=== Data for the task ===

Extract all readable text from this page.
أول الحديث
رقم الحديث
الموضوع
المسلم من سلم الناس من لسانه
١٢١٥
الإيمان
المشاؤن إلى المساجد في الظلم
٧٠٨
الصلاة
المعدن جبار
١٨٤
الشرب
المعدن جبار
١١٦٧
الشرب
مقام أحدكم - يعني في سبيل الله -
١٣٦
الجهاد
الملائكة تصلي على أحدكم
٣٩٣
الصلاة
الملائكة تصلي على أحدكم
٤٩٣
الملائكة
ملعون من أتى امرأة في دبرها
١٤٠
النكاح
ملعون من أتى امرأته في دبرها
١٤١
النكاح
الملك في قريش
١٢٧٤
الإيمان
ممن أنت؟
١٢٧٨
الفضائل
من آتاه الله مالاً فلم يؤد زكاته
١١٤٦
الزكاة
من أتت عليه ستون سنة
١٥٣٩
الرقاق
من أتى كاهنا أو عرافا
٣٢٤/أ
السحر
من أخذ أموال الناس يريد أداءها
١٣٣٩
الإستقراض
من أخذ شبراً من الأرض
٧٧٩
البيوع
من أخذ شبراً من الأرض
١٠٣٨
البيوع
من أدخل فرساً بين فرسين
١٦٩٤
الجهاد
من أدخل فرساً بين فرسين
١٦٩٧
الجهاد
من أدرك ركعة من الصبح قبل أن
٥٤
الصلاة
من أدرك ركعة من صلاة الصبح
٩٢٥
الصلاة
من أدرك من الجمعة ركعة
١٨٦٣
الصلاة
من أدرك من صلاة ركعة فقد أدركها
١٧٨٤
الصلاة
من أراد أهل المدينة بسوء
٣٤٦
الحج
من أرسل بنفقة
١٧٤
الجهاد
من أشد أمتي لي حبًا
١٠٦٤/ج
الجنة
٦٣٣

===
=== Data for the task ===

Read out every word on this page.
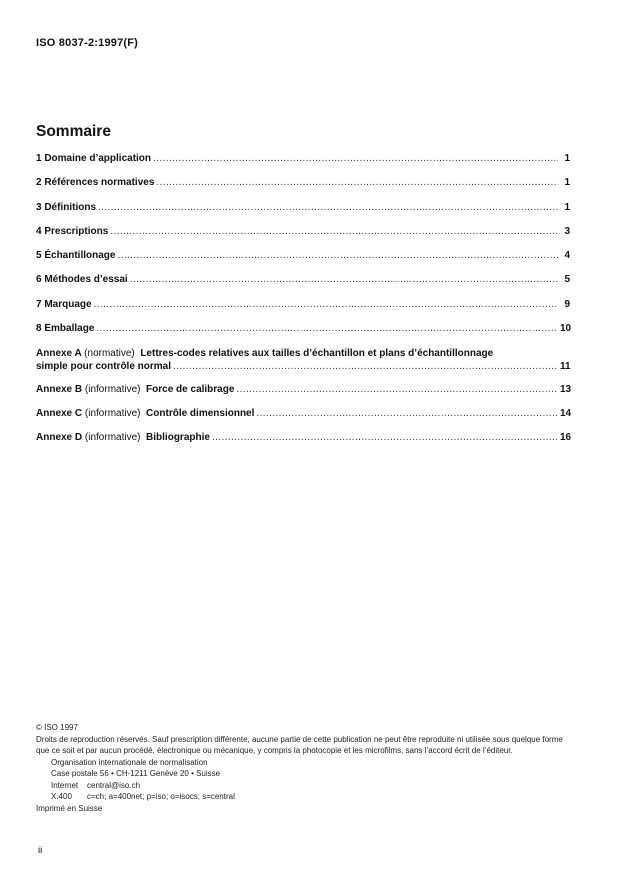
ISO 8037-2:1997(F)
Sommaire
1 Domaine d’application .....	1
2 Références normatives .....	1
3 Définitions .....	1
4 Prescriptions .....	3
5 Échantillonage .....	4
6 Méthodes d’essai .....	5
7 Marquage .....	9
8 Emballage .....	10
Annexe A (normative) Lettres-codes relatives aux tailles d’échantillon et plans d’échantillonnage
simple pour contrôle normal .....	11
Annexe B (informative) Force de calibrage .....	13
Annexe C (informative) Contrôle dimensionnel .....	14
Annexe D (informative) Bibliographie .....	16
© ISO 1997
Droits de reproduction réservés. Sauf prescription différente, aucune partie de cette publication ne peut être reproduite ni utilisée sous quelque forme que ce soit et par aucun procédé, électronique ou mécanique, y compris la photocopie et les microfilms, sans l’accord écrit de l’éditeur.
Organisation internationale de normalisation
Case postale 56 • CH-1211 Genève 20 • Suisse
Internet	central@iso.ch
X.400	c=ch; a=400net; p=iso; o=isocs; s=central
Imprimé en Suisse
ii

===
=== Data for the task ===

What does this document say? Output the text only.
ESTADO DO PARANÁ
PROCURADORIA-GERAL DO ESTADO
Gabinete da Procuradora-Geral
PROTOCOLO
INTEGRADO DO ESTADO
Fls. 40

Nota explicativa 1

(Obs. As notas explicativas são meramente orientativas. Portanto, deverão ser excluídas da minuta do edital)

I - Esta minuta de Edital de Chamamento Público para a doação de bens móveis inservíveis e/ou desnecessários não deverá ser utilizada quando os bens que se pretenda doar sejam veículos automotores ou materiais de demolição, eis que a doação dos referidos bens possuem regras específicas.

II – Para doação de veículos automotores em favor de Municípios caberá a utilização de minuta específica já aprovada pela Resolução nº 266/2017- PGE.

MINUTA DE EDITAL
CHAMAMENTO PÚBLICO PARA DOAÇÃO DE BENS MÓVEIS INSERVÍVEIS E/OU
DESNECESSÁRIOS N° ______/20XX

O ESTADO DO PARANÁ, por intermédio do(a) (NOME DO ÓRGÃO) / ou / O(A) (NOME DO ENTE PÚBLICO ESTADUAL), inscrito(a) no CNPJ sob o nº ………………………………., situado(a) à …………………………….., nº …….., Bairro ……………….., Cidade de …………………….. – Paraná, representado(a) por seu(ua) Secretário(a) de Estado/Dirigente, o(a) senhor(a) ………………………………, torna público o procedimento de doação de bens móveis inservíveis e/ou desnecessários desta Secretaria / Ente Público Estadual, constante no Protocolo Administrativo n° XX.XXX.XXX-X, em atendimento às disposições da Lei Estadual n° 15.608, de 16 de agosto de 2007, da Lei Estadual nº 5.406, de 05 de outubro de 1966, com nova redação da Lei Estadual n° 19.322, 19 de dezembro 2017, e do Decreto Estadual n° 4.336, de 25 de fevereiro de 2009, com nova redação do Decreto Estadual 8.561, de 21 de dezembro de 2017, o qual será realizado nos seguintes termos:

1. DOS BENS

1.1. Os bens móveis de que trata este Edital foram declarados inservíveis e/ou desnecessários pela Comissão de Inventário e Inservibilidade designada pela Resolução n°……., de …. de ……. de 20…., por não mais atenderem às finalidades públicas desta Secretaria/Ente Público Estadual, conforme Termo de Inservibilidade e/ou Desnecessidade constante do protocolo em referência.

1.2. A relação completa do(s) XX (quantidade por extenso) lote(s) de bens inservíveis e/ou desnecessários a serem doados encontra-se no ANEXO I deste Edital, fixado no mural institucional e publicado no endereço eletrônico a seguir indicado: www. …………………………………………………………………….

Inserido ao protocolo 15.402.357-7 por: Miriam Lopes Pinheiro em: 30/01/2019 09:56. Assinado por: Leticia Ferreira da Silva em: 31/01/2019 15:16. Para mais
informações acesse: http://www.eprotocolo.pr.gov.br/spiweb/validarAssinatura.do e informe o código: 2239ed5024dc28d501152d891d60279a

===

## The exercise
Extract each line holding the word "pela" from the records.

## The output
II – Para doação de veículos automotores em favor de Municípios caberá a utilização de minuta específica já aprovada pela Resolução nº 266/2017- PGE.
1.1. Os bens móveis de que trata este Edital foram declarados inservíveis e/ou desnecessários pela Comissão de Inventário e Inservibilidade designada pela Resolução n°……., de …. de ……. de 20…., por não mais atenderem às finalidades públicas desta Secretaria/Ente Público Estadual, conforme Termo de Inservibilidade e/ou Desnecessidade constante do protocolo em referência.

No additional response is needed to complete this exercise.